What you will do —
Count every line that has the word "text". Give the number, without anything more.

== Supplied material ==

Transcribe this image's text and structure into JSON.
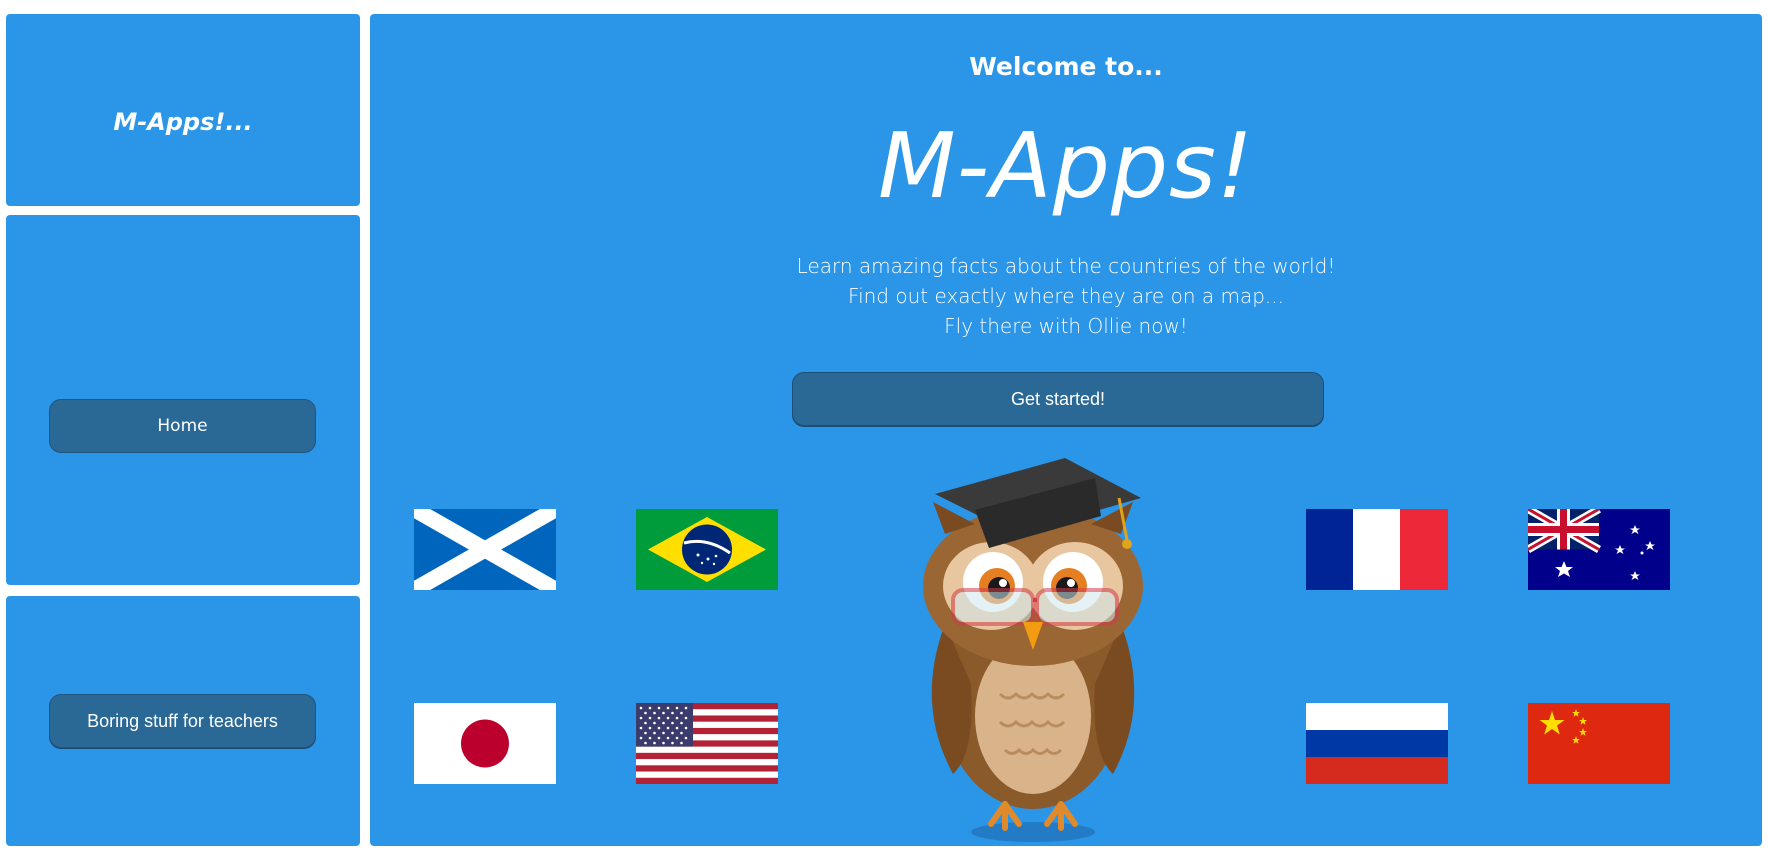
{
  "sidebar": {
    "logo": "M-Apps!...",
    "home_label": "Home",
    "teachers_label": "Boring stuff for teachers"
  },
  "main": {
    "welcome": "Welcome to...",
    "title": "M-Apps!",
    "taglines": [
      "Learn amazing facts about the countries of the world!",
      "Find out exactly where they are on a map...",
      "Fly there with Ollie now!"
    ],
    "cta_label": "Get started!"
  },
  "flags": [
    "scotland-flag",
    "brazil-flag",
    "france-flag",
    "australia-flag",
    "japan-flag",
    "usa-flag",
    "russia-flag",
    "china-flag"
  ],
  "mascot": "graduate-owl-mascot",
  "colors": {
    "panel": "#2b96e8",
    "button": "#2a6896",
    "text": "#ffffff"
  }
}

===

Solution to this exercise —
2